Written problem -> Pull every line that holds the word "крестьянских" from the entries.

Input ->

================================

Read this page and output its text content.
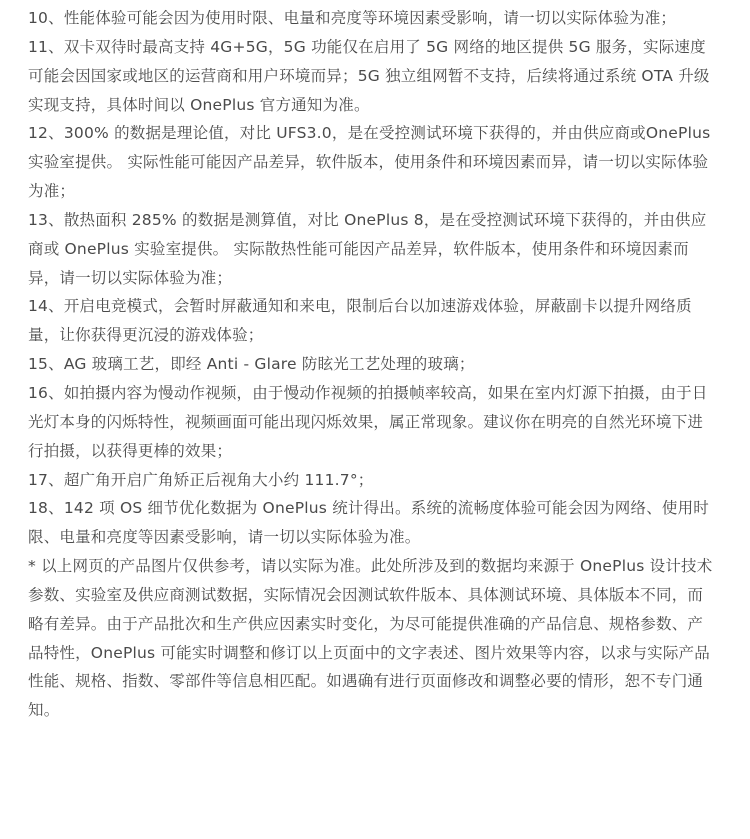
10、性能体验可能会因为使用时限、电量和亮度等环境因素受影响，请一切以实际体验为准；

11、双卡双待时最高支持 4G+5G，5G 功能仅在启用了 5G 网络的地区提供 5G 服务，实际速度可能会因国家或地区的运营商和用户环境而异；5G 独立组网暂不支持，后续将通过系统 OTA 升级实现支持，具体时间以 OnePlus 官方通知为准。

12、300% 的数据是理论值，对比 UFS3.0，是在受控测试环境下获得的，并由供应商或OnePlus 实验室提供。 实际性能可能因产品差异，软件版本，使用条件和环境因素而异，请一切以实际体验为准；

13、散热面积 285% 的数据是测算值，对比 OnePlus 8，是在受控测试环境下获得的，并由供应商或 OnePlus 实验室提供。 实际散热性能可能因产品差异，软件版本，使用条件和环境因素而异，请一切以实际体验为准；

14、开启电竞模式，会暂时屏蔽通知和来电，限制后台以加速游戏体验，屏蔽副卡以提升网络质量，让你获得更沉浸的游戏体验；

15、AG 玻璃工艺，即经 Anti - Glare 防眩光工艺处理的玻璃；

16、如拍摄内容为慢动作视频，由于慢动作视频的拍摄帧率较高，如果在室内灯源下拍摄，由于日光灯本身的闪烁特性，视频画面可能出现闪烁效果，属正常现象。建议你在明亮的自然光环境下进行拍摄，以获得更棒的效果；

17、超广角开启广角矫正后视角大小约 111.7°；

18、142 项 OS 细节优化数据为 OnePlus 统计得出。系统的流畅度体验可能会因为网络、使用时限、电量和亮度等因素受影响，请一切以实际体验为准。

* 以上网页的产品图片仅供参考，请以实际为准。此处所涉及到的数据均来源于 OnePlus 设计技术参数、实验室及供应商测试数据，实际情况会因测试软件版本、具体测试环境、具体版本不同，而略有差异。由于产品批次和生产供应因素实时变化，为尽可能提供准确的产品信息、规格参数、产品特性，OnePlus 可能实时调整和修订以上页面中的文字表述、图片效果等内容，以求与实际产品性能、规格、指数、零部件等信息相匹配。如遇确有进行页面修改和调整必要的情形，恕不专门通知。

================================

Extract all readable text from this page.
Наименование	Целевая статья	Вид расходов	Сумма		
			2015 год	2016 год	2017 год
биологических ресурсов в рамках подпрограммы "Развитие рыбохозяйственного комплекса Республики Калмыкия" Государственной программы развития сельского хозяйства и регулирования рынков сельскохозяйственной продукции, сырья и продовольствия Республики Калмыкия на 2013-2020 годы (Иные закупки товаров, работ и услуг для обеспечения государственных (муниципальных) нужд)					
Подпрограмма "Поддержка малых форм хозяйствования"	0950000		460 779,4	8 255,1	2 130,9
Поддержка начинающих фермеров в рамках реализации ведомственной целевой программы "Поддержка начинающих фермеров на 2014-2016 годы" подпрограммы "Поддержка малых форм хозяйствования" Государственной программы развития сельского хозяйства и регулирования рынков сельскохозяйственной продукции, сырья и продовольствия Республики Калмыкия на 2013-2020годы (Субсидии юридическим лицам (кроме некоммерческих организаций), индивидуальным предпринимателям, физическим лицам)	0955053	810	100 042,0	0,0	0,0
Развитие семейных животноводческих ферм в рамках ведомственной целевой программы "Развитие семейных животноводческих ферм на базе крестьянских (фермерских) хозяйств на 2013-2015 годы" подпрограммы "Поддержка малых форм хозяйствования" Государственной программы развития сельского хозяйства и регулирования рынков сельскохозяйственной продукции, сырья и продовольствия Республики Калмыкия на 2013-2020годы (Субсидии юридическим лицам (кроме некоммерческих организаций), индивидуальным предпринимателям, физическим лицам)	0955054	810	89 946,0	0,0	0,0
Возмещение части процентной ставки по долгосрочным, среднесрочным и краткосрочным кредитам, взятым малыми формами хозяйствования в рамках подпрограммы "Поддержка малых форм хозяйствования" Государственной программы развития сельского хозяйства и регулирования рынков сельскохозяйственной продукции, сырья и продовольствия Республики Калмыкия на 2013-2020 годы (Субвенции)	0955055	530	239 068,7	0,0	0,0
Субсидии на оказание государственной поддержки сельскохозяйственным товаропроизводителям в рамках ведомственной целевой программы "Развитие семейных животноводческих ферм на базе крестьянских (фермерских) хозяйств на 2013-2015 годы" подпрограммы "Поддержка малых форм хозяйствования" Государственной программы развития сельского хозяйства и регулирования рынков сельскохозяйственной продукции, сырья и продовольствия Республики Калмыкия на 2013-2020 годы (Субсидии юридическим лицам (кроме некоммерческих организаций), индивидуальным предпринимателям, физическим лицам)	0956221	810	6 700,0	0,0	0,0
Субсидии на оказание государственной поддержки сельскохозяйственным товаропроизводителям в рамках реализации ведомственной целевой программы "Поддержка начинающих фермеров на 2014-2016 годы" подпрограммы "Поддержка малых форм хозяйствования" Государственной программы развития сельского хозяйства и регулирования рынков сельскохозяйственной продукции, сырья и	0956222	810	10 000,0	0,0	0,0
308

================================

Result of this exercise ->
Развитие семейных животноводческих ферм в рамках ведомственной целевой программы "Развитие семейных животноводческих ферм на базе крестьянских (фермерских) хозяйств на 2013-2015 годы" подпрограммы "Поддержка малых форм хозяйствования" Государственной программы развития сельского хозяйства и регулирования рынков сельскохозяйственной продукции, сырья и продовольствия Республики Калмыкия на 2013-2020годы (Субсидии юридическим лицам (кроме некоммерческих организаций), индивидуальным предпринимателям, физическим лицам)	0955054	810	89 946,0	0,0	0,0
Субсидии на оказание государственной поддержки сельскохозяйственным товаропроизводителям в рамках ведомственной целевой программы "Развитие семейных животноводческих ферм на базе крестьянских (фермерских) хозяйств на 2013-2015 годы" подпрограммы "Поддержка малых форм хозяйствования" Государственной программы развития сельского хозяйства и регулирования рынков сельскохозяйственной продукции, сырья и продовольствия Республики Калмыкия на 2013-2020 годы (Субсидии юридическим лицам (кроме некоммерческих организаций), индивидуальным предпринимателям, физическим лицам)	0956221	810	6 700,0	0,0	0,0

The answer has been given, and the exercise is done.